What is expected
Reproduce the records below exactly as they appear, omitting any pictures they contain.

☆ ☆ ☆

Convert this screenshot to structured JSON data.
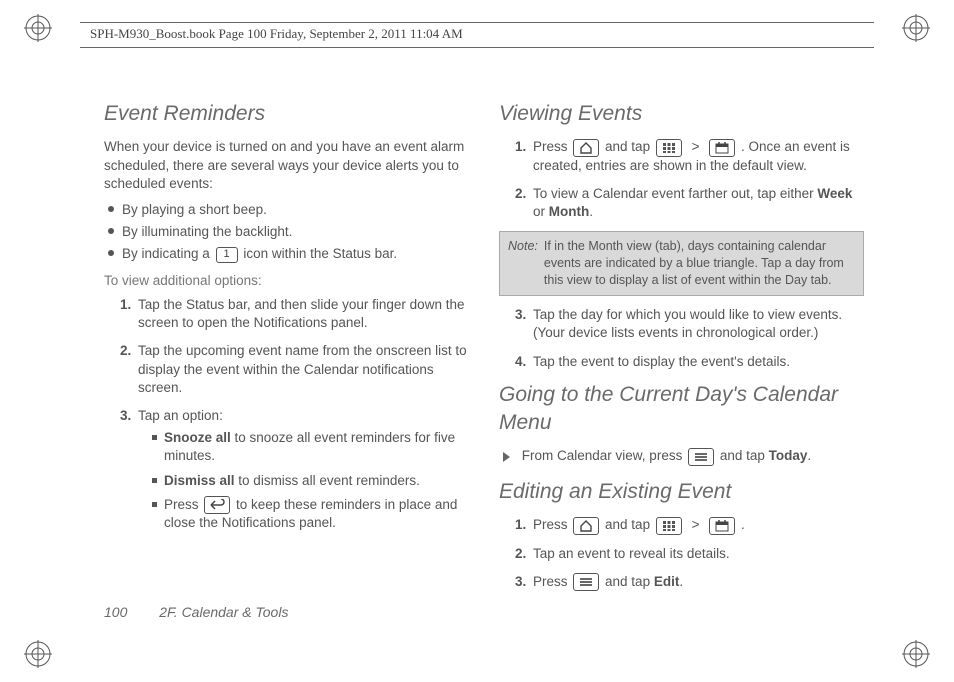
{
  "header": {
    "running_head": "SPH-M930_Boost.book  Page 100  Friday, September 2, 2011  11:04 AM"
  },
  "left": {
    "h_event_reminders": "Event Reminders",
    "intro": "When your device is turned on and you have an event alarm scheduled, there are several ways your device alerts you to scheduled events:",
    "b1": "By playing a short beep.",
    "b2": "By illuminating the backlight.",
    "b3a": "By indicating a ",
    "b3b": " icon within the Status bar.",
    "to_view": "To view additional options:",
    "n1": "Tap the Status bar, and then slide your finger down the screen to open the Notifications panel.",
    "n2": "Tap the upcoming event name from the onscreen list to display the event within the Calendar notifications screen.",
    "n3": "Tap an option:",
    "s1_bold": "Snooze all",
    "s1_rest": " to snooze all event reminders for five minutes.",
    "s2_bold": "Dismiss all",
    "s2_rest": " to dismiss all event reminders.",
    "s3_a": "Press ",
    "s3_b": " to keep these reminders in place and close the Notifications panel."
  },
  "right": {
    "h_viewing": "Viewing Events",
    "v1a": "Press ",
    "v1b": " and tap ",
    "v1c": " > ",
    "v1d": ". Once an event is created, entries are shown in the default view.",
    "v2a": "To view a Calendar event farther out, tap either ",
    "v2_week": "Week",
    "v2_or": " or ",
    "v2_month": "Month",
    "v2_end": ".",
    "note_label": "Note:",
    "note_body": "If in the Month view (tab), days containing calendar events are indicated by a blue triangle. Tap a day from this view to display a list of event within the Day tab.",
    "v3": "Tap the day for which you would like to view events. (Your device lists events in chronological order.)",
    "v4": "Tap the event to display the event's details.",
    "h_going": "Going to the Current Day's Calendar Menu",
    "g1a": "From Calendar view, press ",
    "g1b": " and tap ",
    "g1_today": "Today",
    "g1_end": ".",
    "h_editing": "Editing an Existing Event",
    "e1a": "Press ",
    "e1b": " and tap ",
    "e1c": " > ",
    "e1d": ".",
    "e2": "Tap an event to reveal its details.",
    "e3a": "Press ",
    "e3b": " and tap ",
    "e3_edit": "Edit",
    "e3_end": "."
  },
  "footer": {
    "page_number": "100",
    "section": "2F. Calendar & Tools"
  },
  "icons": {
    "cal_one": "1",
    "back_arrow": "↩",
    "home": "⌂",
    "grid": "▦",
    "calendar": "📅",
    "menu": "≡"
  }
}
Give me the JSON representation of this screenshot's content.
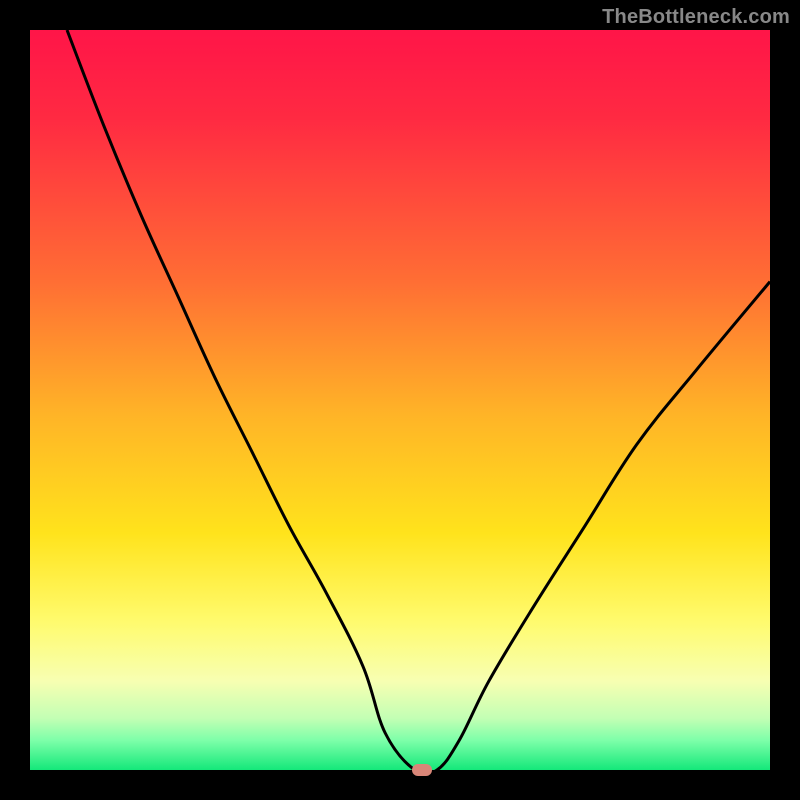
{
  "watermark": "TheBottleneck.com",
  "colors": {
    "curve_stroke": "#000000",
    "marker_fill": "#d98678",
    "frame": "#000000"
  },
  "chart_data": {
    "type": "line",
    "title": "",
    "xlabel": "",
    "ylabel": "",
    "xlim": [
      0,
      100
    ],
    "ylim": [
      0,
      100
    ],
    "grid": false,
    "legend": false,
    "annotations": [],
    "series": [
      {
        "name": "bottleneck-curve",
        "x": [
          5,
          10,
          15,
          20,
          25,
          30,
          35,
          40,
          45,
          48,
          52,
          55,
          58,
          62,
          68,
          75,
          82,
          90,
          100
        ],
        "values": [
          100,
          87,
          75,
          64,
          53,
          43,
          33,
          24,
          14,
          5,
          0,
          0,
          4,
          12,
          22,
          33,
          44,
          54,
          66
        ]
      }
    ],
    "marker": {
      "x": 53,
      "y": 0
    }
  }
}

☆ ☆ ☆

The result
Convert this screenshot to structured JSON data.
{
  "header": {
    "running_head": "SPH-M930_Boost.book  Page 100  Friday, September 2, 2011  11:04 AM"
  },
  "left": {
    "h_event_reminders": "Event Reminders",
    "intro": "When your device is turned on and you have an event alarm scheduled, there are several ways your device alerts you to scheduled events:",
    "b1": "By playing a short beep.",
    "b2": "By illuminating the backlight.",
    "b3a": "By indicating a ",
    "b3b": " icon within the Status bar.",
    "to_view": "To view additional options:",
    "n1": "Tap the Status bar, and then slide your finger down the screen to open the Notifications panel.",
    "n2": "Tap the upcoming event name from the onscreen list to display the event within the Calendar notifications screen.",
    "n3": "Tap an option:",
    "s1_bold": "Snooze all",
    "s1_rest": " to snooze all event reminders for five minutes.",
    "s2_bold": "Dismiss all",
    "s2_rest": " to dismiss all event reminders.",
    "s3_a": "Press ",
    "s3_b": " to keep these reminders in place and close the Notifications panel."
  },
  "right": {
    "h_viewing": "Viewing Events",
    "v1a": "Press ",
    "v1b": " and tap ",
    "v1c": " > ",
    "v1d": ". Once an event is created, entries are shown in the default view.",
    "v2a": "To view a Calendar event farther out, tap either ",
    "v2_week": "Week",
    "v2_or": " or ",
    "v2_month": "Month",
    "v2_end": ".",
    "note_label": "Note:",
    "note_body": "If in the Month view (tab), days containing calendar events are indicated by a blue triangle. Tap a day from this view to display a list of event within the Day tab.",
    "v3": "Tap the day for which you would like to view events. (Your device lists events in chronological order.)",
    "v4": "Tap the event to display the event's details.",
    "h_going": "Going to the Current Day's Calendar Menu",
    "g1a": "From Calendar view, press ",
    "g1b": " and tap ",
    "g1_today": "Today",
    "g1_end": ".",
    "h_editing": "Editing an Existing Event",
    "e1a": "Press ",
    "e1b": " and tap ",
    "e1c": " > ",
    "e1d": ".",
    "e2": "Tap an event to reveal its details.",
    "e3a": "Press ",
    "e3b": " and tap ",
    "e3_edit": "Edit",
    "e3_end": "."
  },
  "footer": {
    "page_number": "100",
    "section": "2F. Calendar & Tools"
  },
  "icons": {
    "cal_one": "1",
    "back_arrow": "↩",
    "home": "⌂",
    "grid": "▦",
    "calendar": "📅",
    "menu": "≡"
  }
}
Give me the JSON representation of this screenshot's content.
{
  "watermark": "TheBottleneck.com",
  "colors": {
    "curve_stroke": "#000000",
    "marker_fill": "#d98678",
    "frame": "#000000"
  },
  "chart_data": {
    "type": "line",
    "title": "",
    "xlabel": "",
    "ylabel": "",
    "xlim": [
      0,
      100
    ],
    "ylim": [
      0,
      100
    ],
    "grid": false,
    "legend": false,
    "annotations": [],
    "series": [
      {
        "name": "bottleneck-curve",
        "x": [
          5,
          10,
          15,
          20,
          25,
          30,
          35,
          40,
          45,
          48,
          52,
          55,
          58,
          62,
          68,
          75,
          82,
          90,
          100
        ],
        "values": [
          100,
          87,
          75,
          64,
          53,
          43,
          33,
          24,
          14,
          5,
          0,
          0,
          4,
          12,
          22,
          33,
          44,
          54,
          66
        ]
      }
    ],
    "marker": {
      "x": 53,
      "y": 0
    }
  }
}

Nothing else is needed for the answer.